EXERCISE TASK: Print the data exactly, leaving nothing out.

PROVIDED RECORDS:
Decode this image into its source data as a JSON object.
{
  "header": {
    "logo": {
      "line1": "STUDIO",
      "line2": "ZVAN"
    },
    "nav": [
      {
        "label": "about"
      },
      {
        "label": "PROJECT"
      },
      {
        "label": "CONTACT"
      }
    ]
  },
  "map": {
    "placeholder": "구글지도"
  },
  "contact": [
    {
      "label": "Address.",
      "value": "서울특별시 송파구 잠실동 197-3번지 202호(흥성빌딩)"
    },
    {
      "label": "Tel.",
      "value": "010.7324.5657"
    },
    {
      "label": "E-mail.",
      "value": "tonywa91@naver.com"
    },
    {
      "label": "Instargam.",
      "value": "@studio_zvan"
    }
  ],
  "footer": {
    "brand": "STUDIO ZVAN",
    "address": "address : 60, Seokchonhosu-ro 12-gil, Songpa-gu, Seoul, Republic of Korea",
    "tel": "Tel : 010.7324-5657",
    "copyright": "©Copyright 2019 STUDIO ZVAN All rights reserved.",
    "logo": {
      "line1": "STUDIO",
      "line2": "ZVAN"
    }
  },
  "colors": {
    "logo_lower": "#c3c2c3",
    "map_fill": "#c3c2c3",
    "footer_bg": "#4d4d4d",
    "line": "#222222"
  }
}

TASK RESULT:
Decode this image into its source data as a JSON object.
{
  "header": {
    "logo": {
      "line1": "STUDIO",
      "line2": "ZVAN"
    },
    "nav": [
      {
        "label": "about"
      },
      {
        "label": "PROJECT"
      },
      {
        "label": "CONTACT"
      }
    ]
  },
  "map": {
    "placeholder": "구글지도"
  },
  "contact": [
    {
      "label": "Address.",
      "value": "서울특별시 송파구 잠실동 197-3번지 202호(흥성빌딩)"
    },
    {
      "label": "Tel.",
      "value": "010.7324.5657"
    },
    {
      "label": "E-mail.",
      "value": "tonywa91@naver.com"
    },
    {
      "label": "Instargam.",
      "value": "@studio_zvan"
    }
  ],
  "footer": {
    "brand": "STUDIO ZVAN",
    "address": "address : 60, Seokchonhosu-ro 12-gil, Songpa-gu, Seoul, Republic of Korea",
    "tel": "Tel : 010.7324-5657",
    "copyright": "©Copyright 2019 STUDIO ZVAN All rights reserved.",
    "logo": {
      "line1": "STUDIO",
      "line2": "ZVAN"
    }
  },
  "colors": {
    "logo_lower": "#c3c2c3",
    "map_fill": "#c3c2c3",
    "footer_bg": "#4d4d4d",
    "line": "#222222"
  }
}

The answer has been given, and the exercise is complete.